## BEGIN

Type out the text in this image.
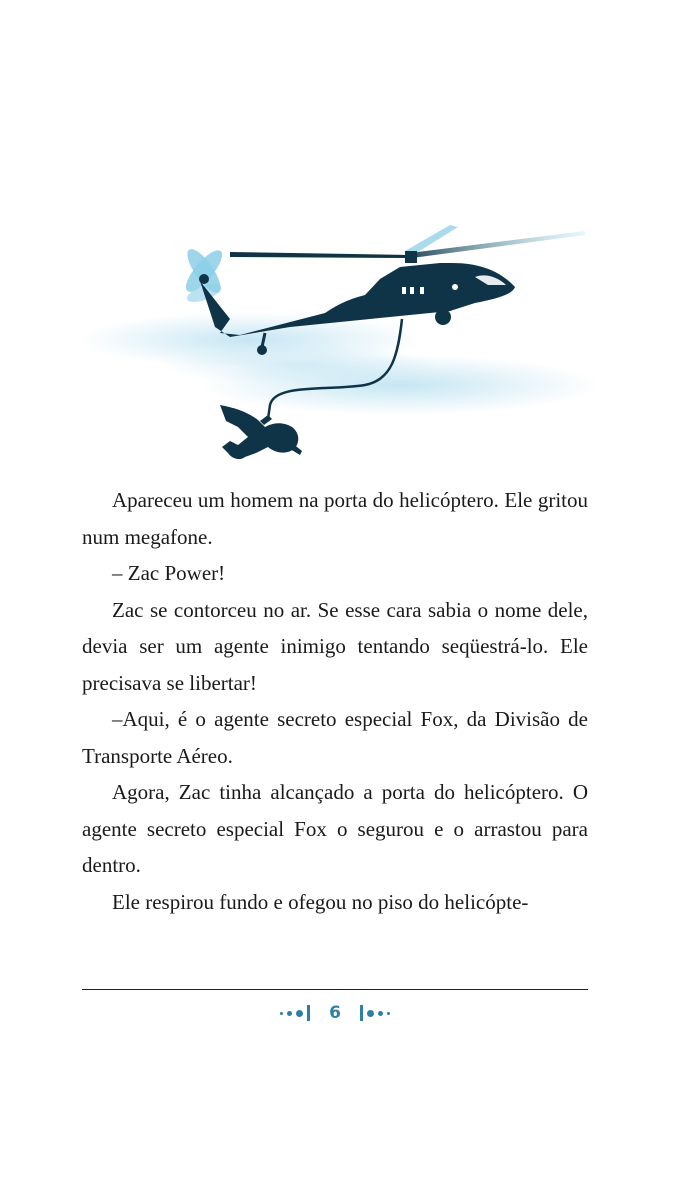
Apareceu um homem na porta do helicóptero. Ele gritou num megafone.

– Zac Power!

Zac se contorceu no ar. Se esse cara sabia o nome dele, devia ser um agente inimigo tentando seqüestrá-lo. Ele precisava se libertar!

–Aqui, é o agente secreto especial Fox, da Divisão de Transporte Aéreo.

Agora, Zac tinha alcançado a porta do helicóptero. O agente secreto especial Fox o segurou e o arrastou para dentro.

Ele respirou fundo e ofegou no piso do helicópte-

6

## END

**To be done**:
Repeat the records above exactly, leaving out the pictures.

**Final answer**:
Type out the text in this image.
Apareceu um homem na porta do helicóptero. Ele gritou num megafone.

– Zac Power!

Zac se contorceu no ar. Se esse cara sabia o nome dele, devia ser um agente inimigo tentando seqüestrá-lo. Ele precisava se libertar!

–Aqui, é o agente secreto especial Fox, da Divisão de Transporte Aéreo.

Agora, Zac tinha alcançado a porta do helicóptero. O agente secreto especial Fox o segurou e o arrastou para dentro.

Ele respirou fundo e ofegou no piso do helicópte-

6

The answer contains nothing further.